Collected data:
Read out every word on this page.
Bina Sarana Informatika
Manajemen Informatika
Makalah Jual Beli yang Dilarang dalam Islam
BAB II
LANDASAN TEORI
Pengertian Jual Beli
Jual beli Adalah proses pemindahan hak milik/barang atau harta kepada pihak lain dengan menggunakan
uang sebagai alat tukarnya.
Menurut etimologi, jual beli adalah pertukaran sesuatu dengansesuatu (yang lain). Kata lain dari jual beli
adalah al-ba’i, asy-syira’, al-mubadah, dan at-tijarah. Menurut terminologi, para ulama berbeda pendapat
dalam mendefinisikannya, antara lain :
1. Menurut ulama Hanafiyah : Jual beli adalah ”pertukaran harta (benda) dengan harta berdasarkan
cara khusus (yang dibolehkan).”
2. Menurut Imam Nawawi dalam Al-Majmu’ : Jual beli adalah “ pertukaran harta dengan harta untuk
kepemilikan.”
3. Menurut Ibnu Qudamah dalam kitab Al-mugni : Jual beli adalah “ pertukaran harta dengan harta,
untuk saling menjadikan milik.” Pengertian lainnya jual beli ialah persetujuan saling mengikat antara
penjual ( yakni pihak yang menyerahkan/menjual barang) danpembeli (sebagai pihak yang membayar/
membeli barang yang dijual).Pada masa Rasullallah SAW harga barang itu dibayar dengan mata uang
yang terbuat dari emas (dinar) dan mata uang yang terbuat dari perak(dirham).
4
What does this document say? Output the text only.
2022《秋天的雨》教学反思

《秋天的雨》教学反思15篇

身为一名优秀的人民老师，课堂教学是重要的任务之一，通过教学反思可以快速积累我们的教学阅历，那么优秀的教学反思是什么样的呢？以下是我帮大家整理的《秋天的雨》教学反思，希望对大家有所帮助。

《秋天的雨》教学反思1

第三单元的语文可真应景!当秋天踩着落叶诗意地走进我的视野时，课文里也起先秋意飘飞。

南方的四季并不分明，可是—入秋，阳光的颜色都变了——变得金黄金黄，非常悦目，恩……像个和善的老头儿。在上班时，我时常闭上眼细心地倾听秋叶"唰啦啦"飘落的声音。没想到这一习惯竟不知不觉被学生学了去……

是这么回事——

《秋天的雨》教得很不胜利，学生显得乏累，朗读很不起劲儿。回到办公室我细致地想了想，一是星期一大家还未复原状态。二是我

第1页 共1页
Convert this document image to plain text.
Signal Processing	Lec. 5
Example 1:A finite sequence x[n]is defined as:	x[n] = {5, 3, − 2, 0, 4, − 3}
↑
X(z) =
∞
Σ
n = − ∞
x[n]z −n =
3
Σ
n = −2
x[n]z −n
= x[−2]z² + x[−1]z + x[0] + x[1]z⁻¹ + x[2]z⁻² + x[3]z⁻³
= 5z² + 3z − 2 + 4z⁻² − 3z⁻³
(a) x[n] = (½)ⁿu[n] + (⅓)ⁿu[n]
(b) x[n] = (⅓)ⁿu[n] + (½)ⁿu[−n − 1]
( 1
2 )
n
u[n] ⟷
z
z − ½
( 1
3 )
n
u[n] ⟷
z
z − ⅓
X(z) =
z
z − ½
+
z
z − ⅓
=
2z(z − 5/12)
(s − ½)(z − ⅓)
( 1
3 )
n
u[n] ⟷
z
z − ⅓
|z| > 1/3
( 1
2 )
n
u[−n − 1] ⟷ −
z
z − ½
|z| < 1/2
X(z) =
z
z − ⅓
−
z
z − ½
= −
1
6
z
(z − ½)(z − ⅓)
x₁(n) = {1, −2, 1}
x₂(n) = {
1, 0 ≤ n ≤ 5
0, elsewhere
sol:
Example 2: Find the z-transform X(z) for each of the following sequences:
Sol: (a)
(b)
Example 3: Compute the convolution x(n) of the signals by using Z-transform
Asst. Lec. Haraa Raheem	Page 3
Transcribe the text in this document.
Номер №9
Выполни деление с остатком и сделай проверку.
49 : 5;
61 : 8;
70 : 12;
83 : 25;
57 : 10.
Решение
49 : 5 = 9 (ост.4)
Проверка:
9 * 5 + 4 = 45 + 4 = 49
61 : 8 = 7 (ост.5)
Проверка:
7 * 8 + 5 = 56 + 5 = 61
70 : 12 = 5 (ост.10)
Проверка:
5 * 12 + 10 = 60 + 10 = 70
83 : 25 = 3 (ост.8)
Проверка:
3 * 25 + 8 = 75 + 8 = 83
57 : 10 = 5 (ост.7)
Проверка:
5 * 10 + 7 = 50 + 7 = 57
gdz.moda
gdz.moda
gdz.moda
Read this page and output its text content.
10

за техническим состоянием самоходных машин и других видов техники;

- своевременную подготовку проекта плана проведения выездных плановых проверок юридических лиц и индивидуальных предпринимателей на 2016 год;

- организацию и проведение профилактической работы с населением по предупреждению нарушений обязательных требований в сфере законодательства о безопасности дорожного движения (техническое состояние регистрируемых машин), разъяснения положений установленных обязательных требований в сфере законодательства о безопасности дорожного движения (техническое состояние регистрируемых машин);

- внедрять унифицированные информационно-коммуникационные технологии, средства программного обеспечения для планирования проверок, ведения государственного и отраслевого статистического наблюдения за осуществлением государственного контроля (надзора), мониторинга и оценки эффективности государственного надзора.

Given instruction
Your task is to quote the listing above word for word.

Solution to this exercise
Read out every word on this page.
Bina Sarana Informatika
Manajemen Informatika
Makalah Jual Beli yang Dilarang dalam Islam
BAB II
LANDASAN TEORI
Pengertian Jual Beli
Jual beli Adalah proses pemindahan hak milik/barang atau harta kepada pihak lain dengan menggunakan
uang sebagai alat tukarnya.
Menurut etimologi, jual beli adalah pertukaran sesuatu dengansesuatu (yang lain). Kata lain dari jual beli
adalah al-ba’i, asy-syira’, al-mubadah, dan at-tijarah. Menurut terminologi, para ulama berbeda pendapat
dalam mendefinisikannya, antara lain :
1. Menurut ulama Hanafiyah : Jual beli adalah ”pertukaran harta (benda) dengan harta berdasarkan
cara khusus (yang dibolehkan).”
2. Menurut Imam Nawawi dalam Al-Majmu’ : Jual beli adalah “ pertukaran harta dengan harta untuk
kepemilikan.”
3. Menurut Ibnu Qudamah dalam kitab Al-mugni : Jual beli adalah “ pertukaran harta dengan harta,
untuk saling menjadikan milik.” Pengertian lainnya jual beli ialah persetujuan saling mengikat antara
penjual ( yakni pihak yang menyerahkan/menjual barang) danpembeli (sebagai pihak yang membayar/
membeli barang yang dijual).Pada masa Rasullallah SAW harga barang itu dibayar dengan mata uang
yang terbuat dari emas (dinar) dan mata uang yang terbuat dari perak(dirham).
4
What does this document say? Output the text only.
2022《秋天的雨》教学反思

《秋天的雨》教学反思15篇

身为一名优秀的人民老师，课堂教学是重要的任务之一，通过教学反思可以快速积累我们的教学阅历，那么优秀的教学反思是什么样的呢？以下是我帮大家整理的《秋天的雨》教学反思，希望对大家有所帮助。

《秋天的雨》教学反思1

第三单元的语文可真应景!当秋天踩着落叶诗意地走进我的视野时，课文里也起先秋意飘飞。

南方的四季并不分明，可是—入秋，阳光的颜色都变了——变得金黄金黄，非常悦目，恩……像个和善的老头儿。在上班时，我时常闭上眼细心地倾听秋叶"唰啦啦"飘落的声音。没想到这一习惯竟不知不觉被学生学了去……

是这么回事——

《秋天的雨》教得很不胜利，学生显得乏累，朗读很不起劲儿。回到办公室我细致地想了想，一是星期一大家还未复原状态。二是我

第1页 共1页
Convert this document image to plain text.
Signal Processing	Lec. 5
Example 1:A finite sequence x[n]is defined as:	x[n] = {5, 3, − 2, 0, 4, − 3}
↑
X(z) =
∞
Σ
n = − ∞
x[n]z −n =
3
Σ
n = −2
x[n]z −n
= x[−2]z² + x[−1]z + x[0] + x[1]z⁻¹ + x[2]z⁻² + x[3]z⁻³
= 5z² + 3z − 2 + 4z⁻² − 3z⁻³
(a) x[n] = (½)ⁿu[n] + (⅓)ⁿu[n]
(b) x[n] = (⅓)ⁿu[n] + (½)ⁿu[−n − 1]
( 1
2 )
n
u[n] ⟷
z
z − ½
( 1
3 )
n
u[n] ⟷
z
z − ⅓
X(z) =
z
z − ½
+
z
z − ⅓
=
2z(z − 5/12)
(s − ½)(z − ⅓)
( 1
3 )
n
u[n] ⟷
z
z − ⅓
|z| > 1/3
( 1
2 )
n
u[−n − 1] ⟷ −
z
z − ½
|z| < 1/2
X(z) =
z
z − ⅓
−
z
z − ½
= −
1
6
z
(z − ½)(z − ⅓)
x₁(n) = {1, −2, 1}
x₂(n) = {
1, 0 ≤ n ≤ 5
0, elsewhere
sol:
Example 2: Find the z-transform X(z) for each of the following sequences:
Sol: (a)
(b)
Example 3: Compute the convolution x(n) of the signals by using Z-transform
Asst. Lec. Haraa Raheem	Page 3
Transcribe the text in this document.
Номер №9
Выполни деление с остатком и сделай проверку.
49 : 5;
61 : 8;
70 : 12;
83 : 25;
57 : 10.
Решение
49 : 5 = 9 (ост.4)
Проверка:
9 * 5 + 4 = 45 + 4 = 49
61 : 8 = 7 (ост.5)
Проверка:
7 * 8 + 5 = 56 + 5 = 61
70 : 12 = 5 (ост.10)
Проверка:
5 * 12 + 10 = 60 + 10 = 70
83 : 25 = 3 (ост.8)
Проверка:
3 * 25 + 8 = 75 + 8 = 83
57 : 10 = 5 (ост.7)
Проверка:
5 * 10 + 7 = 50 + 7 = 57
gdz.moda
gdz.moda
gdz.moda
Read this page and output its text content.
10

за техническим состоянием самоходных машин и других видов техники;

- своевременную подготовку проекта плана проведения выездных плановых проверок юридических лиц и индивидуальных предпринимателей на 2016 год;

- организацию и проведение профилактической работы с населением по предупреждению нарушений обязательных требований в сфере законодательства о безопасности дорожного движения (техническое состояние регистрируемых машин), разъяснения положений установленных обязательных требований в сфере законодательства о безопасности дорожного движения (техническое состояние регистрируемых машин);

- внедрять унифицированные информационно-коммуникационные технологии, средства программного обеспечения для планирования проверок, ведения государственного и отраслевого статистического наблюдения за осуществлением государственного контроля (надзора), мониторинга и оценки эффективности государственного надзора.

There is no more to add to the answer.